(TASK GOAL) Go through the entries below and retype them exactly, omitting each picture.

.....

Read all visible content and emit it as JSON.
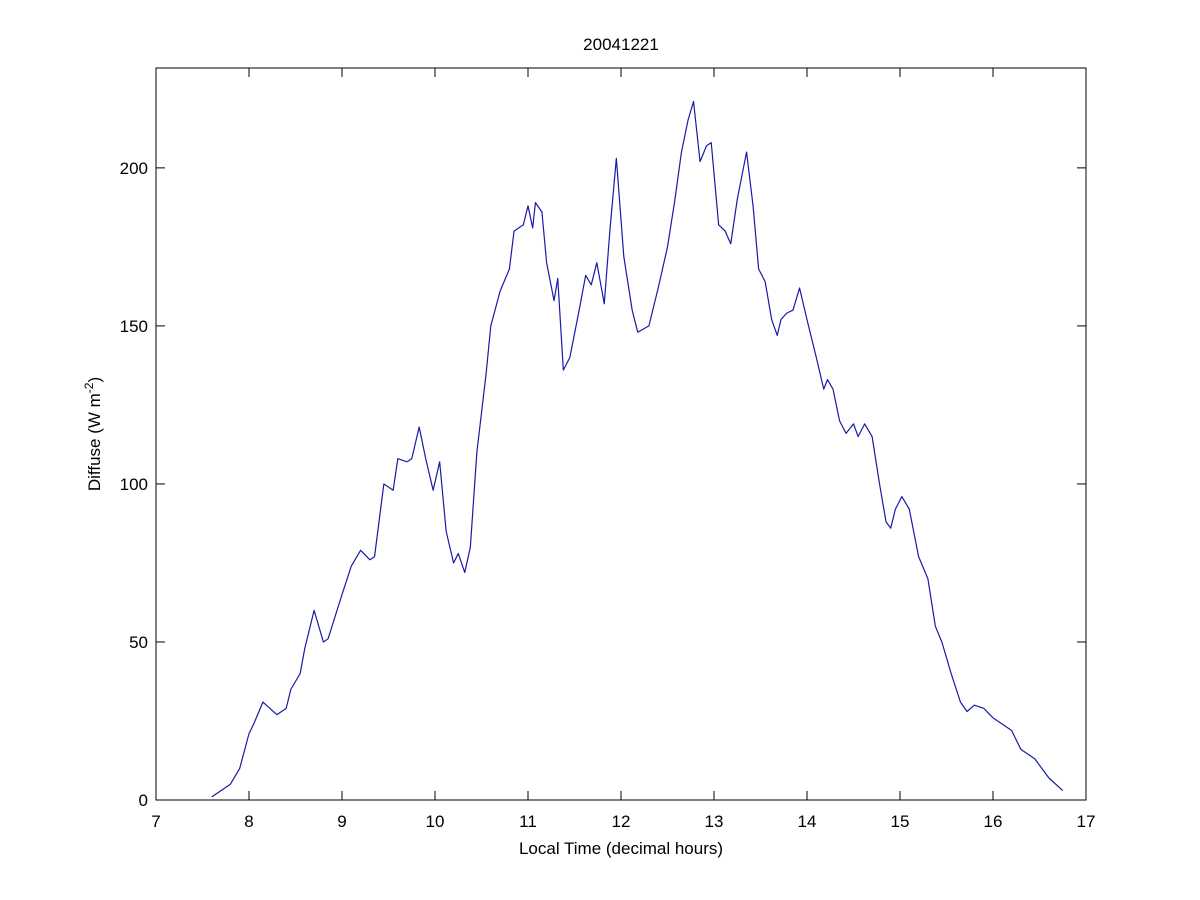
{
  "chart_data": {
    "type": "line",
    "title": "20041221",
    "xlabel": "Local Time (decimal hours)",
    "ylabel": {
      "text": "Diffuse (W m",
      "superscript": "-2",
      "suffix": ")"
    },
    "xlim": [
      7,
      17
    ],
    "xticks": [
      7,
      8,
      9,
      10,
      11,
      12,
      13,
      14,
      15,
      16,
      17
    ],
    "ylim": [
      0,
      231.6
    ],
    "yticks": [
      0,
      50,
      100,
      150,
      200
    ],
    "grid": false,
    "x": [
      7.6,
      7.8,
      7.9,
      8.0,
      8.05,
      8.15,
      8.3,
      8.4,
      8.45,
      8.55,
      8.6,
      8.7,
      8.8,
      8.85,
      9.0,
      9.1,
      9.2,
      9.3,
      9.35,
      9.45,
      9.55,
      9.6,
      9.7,
      9.75,
      9.83,
      9.9,
      9.98,
      10.05,
      10.12,
      10.2,
      10.25,
      10.32,
      10.38,
      10.45,
      10.55,
      10.6,
      10.7,
      10.8,
      10.85,
      10.95,
      11.0,
      11.05,
      11.08,
      11.15,
      11.2,
      11.28,
      11.32,
      11.38,
      11.45,
      11.55,
      11.62,
      11.68,
      11.74,
      11.82,
      11.88,
      11.95,
      12.03,
      12.12,
      12.18,
      12.3,
      12.4,
      12.5,
      12.58,
      12.65,
      12.72,
      12.78,
      12.85,
      12.92,
      12.97,
      13.05,
      13.12,
      13.18,
      13.25,
      13.35,
      13.42,
      13.48,
      13.55,
      13.62,
      13.68,
      13.72,
      13.78,
      13.85,
      13.92,
      14.0,
      14.1,
      14.18,
      14.22,
      14.28,
      14.35,
      14.42,
      14.5,
      14.55,
      14.62,
      14.7,
      14.78,
      14.85,
      14.9,
      14.95,
      15.02,
      15.1,
      15.2,
      15.3,
      15.38,
      15.45,
      15.55,
      15.65,
      15.72,
      15.8,
      15.9,
      16.0,
      16.1,
      16.2,
      16.3,
      16.45,
      16.6,
      16.75
    ],
    "series": [
      {
        "name": "Diffuse",
        "color": "#1a1aa6",
        "values": [
          1,
          5,
          10,
          21,
          24,
          31,
          27,
          29,
          35,
          40,
          48,
          60,
          50,
          51,
          65,
          74,
          79,
          76,
          77,
          100,
          98,
          108,
          107,
          108,
          118,
          108,
          98,
          107,
          85,
          75,
          78,
          72,
          80,
          110,
          135,
          150,
          161,
          168,
          180,
          182,
          188,
          181,
          189,
          186,
          170,
          158,
          165,
          136,
          140,
          155,
          166,
          163,
          170,
          157,
          180,
          203,
          172,
          155,
          148,
          150,
          162,
          175,
          190,
          205,
          215,
          221,
          202,
          207,
          208,
          182,
          180,
          176,
          190,
          205,
          188,
          168,
          164,
          152,
          147,
          152,
          154,
          155,
          162,
          152,
          140,
          130,
          133,
          130,
          120,
          116,
          119,
          115,
          119,
          115,
          100,
          88,
          86,
          92,
          96,
          92,
          77,
          70,
          55,
          50,
          40,
          31,
          28,
          30,
          29,
          26,
          24,
          22,
          16,
          13,
          7,
          3
        ]
      }
    ]
  }
}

.....

(OUTPUT FOR THIS EXERCISE)
Read all visible content and emit it as JSON.
{
  "chart_data": {
    "type": "line",
    "title": "20041221",
    "xlabel": "Local Time (decimal hours)",
    "ylabel": {
      "text": "Diffuse (W m",
      "superscript": "-2",
      "suffix": ")"
    },
    "xlim": [
      7,
      17
    ],
    "xticks": [
      7,
      8,
      9,
      10,
      11,
      12,
      13,
      14,
      15,
      16,
      17
    ],
    "ylim": [
      0,
      231.6
    ],
    "yticks": [
      0,
      50,
      100,
      150,
      200
    ],
    "grid": false,
    "x": [
      7.6,
      7.8,
      7.9,
      8.0,
      8.05,
      8.15,
      8.3,
      8.4,
      8.45,
      8.55,
      8.6,
      8.7,
      8.8,
      8.85,
      9.0,
      9.1,
      9.2,
      9.3,
      9.35,
      9.45,
      9.55,
      9.6,
      9.7,
      9.75,
      9.83,
      9.9,
      9.98,
      10.05,
      10.12,
      10.2,
      10.25,
      10.32,
      10.38,
      10.45,
      10.55,
      10.6,
      10.7,
      10.8,
      10.85,
      10.95,
      11.0,
      11.05,
      11.08,
      11.15,
      11.2,
      11.28,
      11.32,
      11.38,
      11.45,
      11.55,
      11.62,
      11.68,
      11.74,
      11.82,
      11.88,
      11.95,
      12.03,
      12.12,
      12.18,
      12.3,
      12.4,
      12.5,
      12.58,
      12.65,
      12.72,
      12.78,
      12.85,
      12.92,
      12.97,
      13.05,
      13.12,
      13.18,
      13.25,
      13.35,
      13.42,
      13.48,
      13.55,
      13.62,
      13.68,
      13.72,
      13.78,
      13.85,
      13.92,
      14.0,
      14.1,
      14.18,
      14.22,
      14.28,
      14.35,
      14.42,
      14.5,
      14.55,
      14.62,
      14.7,
      14.78,
      14.85,
      14.9,
      14.95,
      15.02,
      15.1,
      15.2,
      15.3,
      15.38,
      15.45,
      15.55,
      15.65,
      15.72,
      15.8,
      15.9,
      16.0,
      16.1,
      16.2,
      16.3,
      16.45,
      16.6,
      16.75
    ],
    "series": [
      {
        "name": "Diffuse",
        "color": "#1a1aa6",
        "values": [
          1,
          5,
          10,
          21,
          24,
          31,
          27,
          29,
          35,
          40,
          48,
          60,
          50,
          51,
          65,
          74,
          79,
          76,
          77,
          100,
          98,
          108,
          107,
          108,
          118,
          108,
          98,
          107,
          85,
          75,
          78,
          72,
          80,
          110,
          135,
          150,
          161,
          168,
          180,
          182,
          188,
          181,
          189,
          186,
          170,
          158,
          165,
          136,
          140,
          155,
          166,
          163,
          170,
          157,
          180,
          203,
          172,
          155,
          148,
          150,
          162,
          175,
          190,
          205,
          215,
          221,
          202,
          207,
          208,
          182,
          180,
          176,
          190,
          205,
          188,
          168,
          164,
          152,
          147,
          152,
          154,
          155,
          162,
          152,
          140,
          130,
          133,
          130,
          120,
          116,
          119,
          115,
          119,
          115,
          100,
          88,
          86,
          92,
          96,
          92,
          77,
          70,
          55,
          50,
          40,
          31,
          28,
          30,
          29,
          26,
          24,
          22,
          16,
          13,
          7,
          3
        ]
      }
    ]
  }
}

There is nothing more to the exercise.